> Supplied material:
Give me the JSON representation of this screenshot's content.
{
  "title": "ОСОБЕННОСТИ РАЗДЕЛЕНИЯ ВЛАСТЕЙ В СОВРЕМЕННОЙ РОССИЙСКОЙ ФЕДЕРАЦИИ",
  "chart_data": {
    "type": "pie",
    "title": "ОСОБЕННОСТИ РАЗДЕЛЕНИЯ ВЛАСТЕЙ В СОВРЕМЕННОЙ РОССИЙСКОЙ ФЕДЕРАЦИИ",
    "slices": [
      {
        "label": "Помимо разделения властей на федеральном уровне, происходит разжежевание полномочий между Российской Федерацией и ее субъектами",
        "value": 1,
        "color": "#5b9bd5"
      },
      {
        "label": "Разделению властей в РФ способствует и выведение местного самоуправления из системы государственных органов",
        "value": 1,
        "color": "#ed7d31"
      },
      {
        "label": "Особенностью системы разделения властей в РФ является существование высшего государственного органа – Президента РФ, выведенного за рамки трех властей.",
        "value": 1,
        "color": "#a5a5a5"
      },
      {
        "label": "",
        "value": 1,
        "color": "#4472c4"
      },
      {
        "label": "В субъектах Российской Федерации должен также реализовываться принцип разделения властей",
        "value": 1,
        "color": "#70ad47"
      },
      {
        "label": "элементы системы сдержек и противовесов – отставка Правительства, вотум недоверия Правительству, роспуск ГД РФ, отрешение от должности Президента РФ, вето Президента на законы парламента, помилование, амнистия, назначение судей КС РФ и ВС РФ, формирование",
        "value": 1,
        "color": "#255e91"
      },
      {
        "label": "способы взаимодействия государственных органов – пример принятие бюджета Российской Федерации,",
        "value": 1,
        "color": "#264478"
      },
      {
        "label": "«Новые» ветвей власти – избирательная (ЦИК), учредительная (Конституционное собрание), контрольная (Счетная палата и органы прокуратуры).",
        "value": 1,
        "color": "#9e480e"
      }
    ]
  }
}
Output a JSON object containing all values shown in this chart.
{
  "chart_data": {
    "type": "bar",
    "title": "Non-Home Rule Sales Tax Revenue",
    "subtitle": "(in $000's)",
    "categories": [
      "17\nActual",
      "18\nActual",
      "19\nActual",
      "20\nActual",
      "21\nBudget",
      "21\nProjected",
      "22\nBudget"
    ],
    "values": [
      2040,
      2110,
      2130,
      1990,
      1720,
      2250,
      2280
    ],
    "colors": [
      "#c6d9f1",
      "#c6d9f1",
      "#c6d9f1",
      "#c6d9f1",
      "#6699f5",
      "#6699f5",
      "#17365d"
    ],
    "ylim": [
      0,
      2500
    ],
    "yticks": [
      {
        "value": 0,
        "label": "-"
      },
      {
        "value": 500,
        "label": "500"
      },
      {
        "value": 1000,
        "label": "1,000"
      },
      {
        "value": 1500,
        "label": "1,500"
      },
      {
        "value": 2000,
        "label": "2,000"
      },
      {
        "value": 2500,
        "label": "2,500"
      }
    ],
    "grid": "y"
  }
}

> Exercise brief: Repeat the whole listing exactly, keeping every line intact.

> Correct result:
Give me the JSON representation of this screenshot's content.
{
  "title": "ОСОБЕННОСТИ РАЗДЕЛЕНИЯ ВЛАСТЕЙ В СОВРЕМЕННОЙ РОССИЙСКОЙ ФЕДЕРАЦИИ",
  "chart_data": {
    "type": "pie",
    "title": "ОСОБЕННОСТИ РАЗДЕЛЕНИЯ ВЛАСТЕЙ В СОВРЕМЕННОЙ РОССИЙСКОЙ ФЕДЕРАЦИИ",
    "slices": [
      {
        "label": "Помимо разделения властей на федеральном уровне, происходит разжежевание полномочий между Российской Федерацией и ее субъектами",
        "value": 1,
        "color": "#5b9bd5"
      },
      {
        "label": "Разделению властей в РФ способствует и выведение местного самоуправления из системы государственных органов",
        "value": 1,
        "color": "#ed7d31"
      },
      {
        "label": "Особенностью системы разделения властей в РФ является существование высшего государственного органа – Президента РФ, выведенного за рамки трех властей.",
        "value": 1,
        "color": "#a5a5a5"
      },
      {
        "label": "",
        "value": 1,
        "color": "#4472c4"
      },
      {
        "label": "В субъектах Российской Федерации должен также реализовываться принцип разделения властей",
        "value": 1,
        "color": "#70ad47"
      },
      {
        "label": "элементы системы сдержек и противовесов – отставка Правительства, вотум недоверия Правительству, роспуск ГД РФ, отрешение от должности Президента РФ, вето Президента на законы парламента, помилование, амнистия, назначение судей КС РФ и ВС РФ, формирование",
        "value": 1,
        "color": "#255e91"
      },
      {
        "label": "способы взаимодействия государственных органов – пример принятие бюджета Российской Федерации,",
        "value": 1,
        "color": "#264478"
      },
      {
        "label": "«Новые» ветвей власти – избирательная (ЦИК), учредительная (Конституционное собрание), контрольная (Счетная палата и органы прокуратуры).",
        "value": 1,
        "color": "#9e480e"
      }
    ]
  }
}
Output a JSON object containing all values shown in this chart.
{
  "chart_data": {
    "type": "bar",
    "title": "Non-Home Rule Sales Tax Revenue",
    "subtitle": "(in $000's)",
    "categories": [
      "17\nActual",
      "18\nActual",
      "19\nActual",
      "20\nActual",
      "21\nBudget",
      "21\nProjected",
      "22\nBudget"
    ],
    "values": [
      2040,
      2110,
      2130,
      1990,
      1720,
      2250,
      2280
    ],
    "colors": [
      "#c6d9f1",
      "#c6d9f1",
      "#c6d9f1",
      "#c6d9f1",
      "#6699f5",
      "#6699f5",
      "#17365d"
    ],
    "ylim": [
      0,
      2500
    ],
    "yticks": [
      {
        "value": 0,
        "label": "-"
      },
      {
        "value": 500,
        "label": "500"
      },
      {
        "value": 1000,
        "label": "1,000"
      },
      {
        "value": 1500,
        "label": "1,500"
      },
      {
        "value": 2000,
        "label": "2,000"
      },
      {
        "value": 2500,
        "label": "2,500"
      }
    ],
    "grid": "y"
  }
}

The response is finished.